(Written exercise): Restate the records below word for word, and omit the images they hold.

(Input material):
==================================================

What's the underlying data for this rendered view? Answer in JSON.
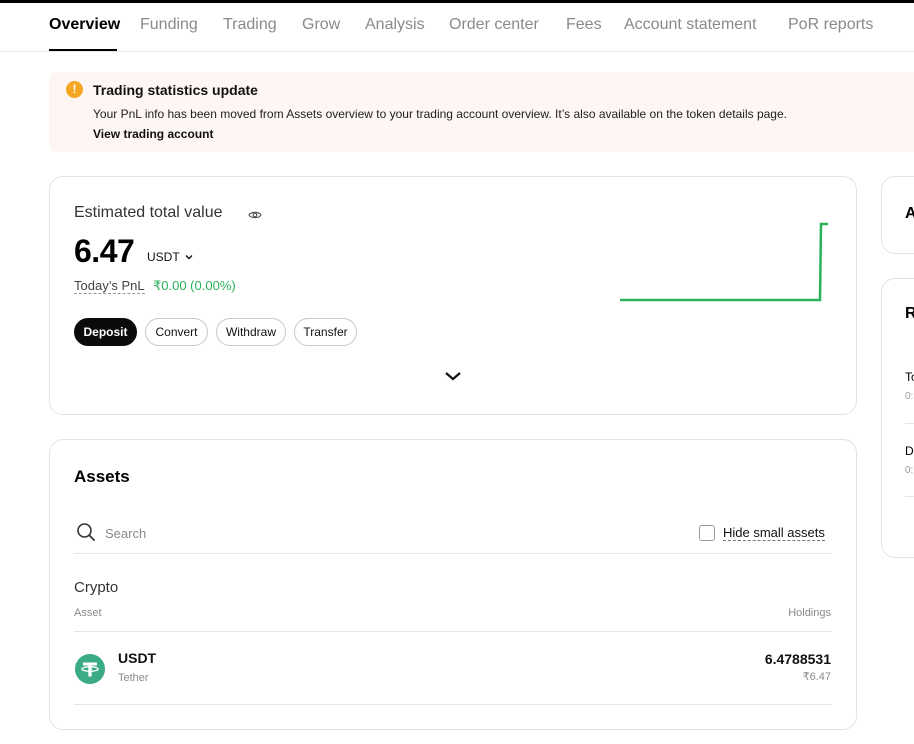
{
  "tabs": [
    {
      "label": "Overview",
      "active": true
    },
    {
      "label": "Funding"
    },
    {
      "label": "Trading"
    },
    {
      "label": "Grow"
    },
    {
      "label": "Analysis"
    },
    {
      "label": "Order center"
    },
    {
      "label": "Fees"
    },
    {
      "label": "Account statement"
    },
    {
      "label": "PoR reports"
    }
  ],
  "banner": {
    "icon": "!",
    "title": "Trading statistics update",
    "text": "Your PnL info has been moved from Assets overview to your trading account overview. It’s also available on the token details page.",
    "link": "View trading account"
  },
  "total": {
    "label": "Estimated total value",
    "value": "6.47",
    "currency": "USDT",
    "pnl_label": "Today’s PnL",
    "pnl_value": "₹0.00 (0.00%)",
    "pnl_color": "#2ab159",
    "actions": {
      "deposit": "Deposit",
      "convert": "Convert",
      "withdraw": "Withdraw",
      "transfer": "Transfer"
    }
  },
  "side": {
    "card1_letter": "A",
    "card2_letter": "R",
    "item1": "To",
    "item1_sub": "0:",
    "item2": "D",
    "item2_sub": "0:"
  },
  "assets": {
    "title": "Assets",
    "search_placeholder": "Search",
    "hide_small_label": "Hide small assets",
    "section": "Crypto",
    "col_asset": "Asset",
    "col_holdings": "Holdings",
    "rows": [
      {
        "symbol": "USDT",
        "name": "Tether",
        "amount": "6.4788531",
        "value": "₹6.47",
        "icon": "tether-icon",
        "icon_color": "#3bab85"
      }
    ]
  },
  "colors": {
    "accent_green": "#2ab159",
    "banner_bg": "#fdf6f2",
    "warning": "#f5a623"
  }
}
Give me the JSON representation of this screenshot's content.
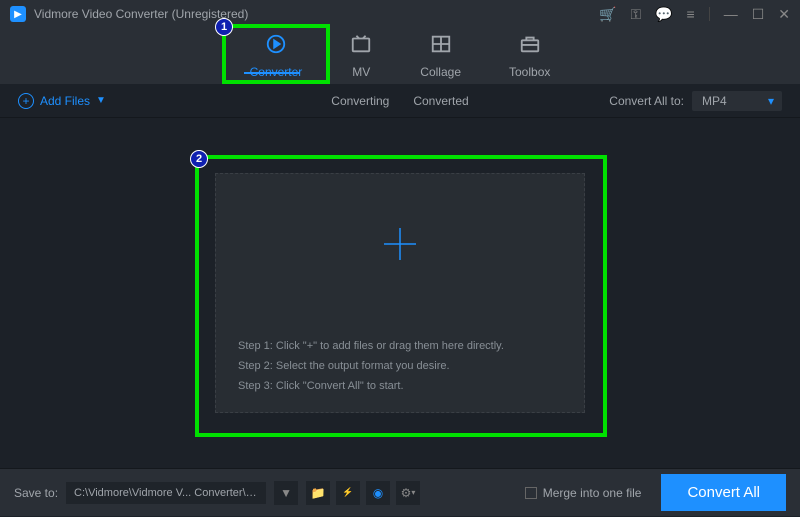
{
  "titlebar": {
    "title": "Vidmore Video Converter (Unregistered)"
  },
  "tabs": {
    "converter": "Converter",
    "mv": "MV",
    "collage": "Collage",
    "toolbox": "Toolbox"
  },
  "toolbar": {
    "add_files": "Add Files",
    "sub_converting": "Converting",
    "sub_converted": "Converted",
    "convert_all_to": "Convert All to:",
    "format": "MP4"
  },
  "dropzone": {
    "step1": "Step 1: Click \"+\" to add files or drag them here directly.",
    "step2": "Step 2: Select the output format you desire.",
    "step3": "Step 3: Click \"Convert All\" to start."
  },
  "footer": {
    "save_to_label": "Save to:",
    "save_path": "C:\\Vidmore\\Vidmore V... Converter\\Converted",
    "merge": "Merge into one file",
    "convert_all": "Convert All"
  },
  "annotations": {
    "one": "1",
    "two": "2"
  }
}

==================================================

(Task output):
What's the underlying data for this rendered view? Answer in JSON.
{
  "tabs": [
    {
      "label": "Overview",
      "active": true
    },
    {
      "label": "Funding"
    },
    {
      "label": "Trading"
    },
    {
      "label": "Grow"
    },
    {
      "label": "Analysis"
    },
    {
      "label": "Order center"
    },
    {
      "label": "Fees"
    },
    {
      "label": "Account statement"
    },
    {
      "label": "PoR reports"
    }
  ],
  "banner": {
    "icon": "!",
    "title": "Trading statistics update",
    "text": "Your PnL info has been moved from Assets overview to your trading account overview. It’s also available on the token details page.",
    "link": "View trading account"
  },
  "total": {
    "label": "Estimated total value",
    "value": "6.47",
    "currency": "USDT",
    "pnl_label": "Today’s PnL",
    "pnl_value": "₹0.00 (0.00%)",
    "pnl_color": "#2ab159",
    "actions": {
      "deposit": "Deposit",
      "convert": "Convert",
      "withdraw": "Withdraw",
      "transfer": "Transfer"
    }
  },
  "side": {
    "card1_letter": "A",
    "card2_letter": "R",
    "item1": "To",
    "item1_sub": "0:",
    "item2": "D",
    "item2_sub": "0:"
  },
  "assets": {
    "title": "Assets",
    "search_placeholder": "Search",
    "hide_small_label": "Hide small assets",
    "section": "Crypto",
    "col_asset": "Asset",
    "col_holdings": "Holdings",
    "rows": [
      {
        "symbol": "USDT",
        "name": "Tether",
        "amount": "6.4788531",
        "value": "₹6.47",
        "icon": "tether-icon",
        "icon_color": "#3bab85"
      }
    ]
  },
  "colors": {
    "accent_green": "#2ab159",
    "banner_bg": "#fdf6f2",
    "warning": "#f5a623"
  }
}
Give me the JSON representation of this screenshot's content.
{
  "titlebar": {
    "title": "Vidmore Video Converter (Unregistered)"
  },
  "tabs": {
    "converter": "Converter",
    "mv": "MV",
    "collage": "Collage",
    "toolbox": "Toolbox"
  },
  "toolbar": {
    "add_files": "Add Files",
    "sub_converting": "Converting",
    "sub_converted": "Converted",
    "convert_all_to": "Convert All to:",
    "format": "MP4"
  },
  "dropzone": {
    "step1": "Step 1: Click \"+\" to add files or drag them here directly.",
    "step2": "Step 2: Select the output format you desire.",
    "step3": "Step 3: Click \"Convert All\" to start."
  },
  "footer": {
    "save_to_label": "Save to:",
    "save_path": "C:\\Vidmore\\Vidmore V... Converter\\Converted",
    "merge": "Merge into one file",
    "convert_all": "Convert All"
  },
  "annotations": {
    "one": "1",
    "two": "2"
  }
}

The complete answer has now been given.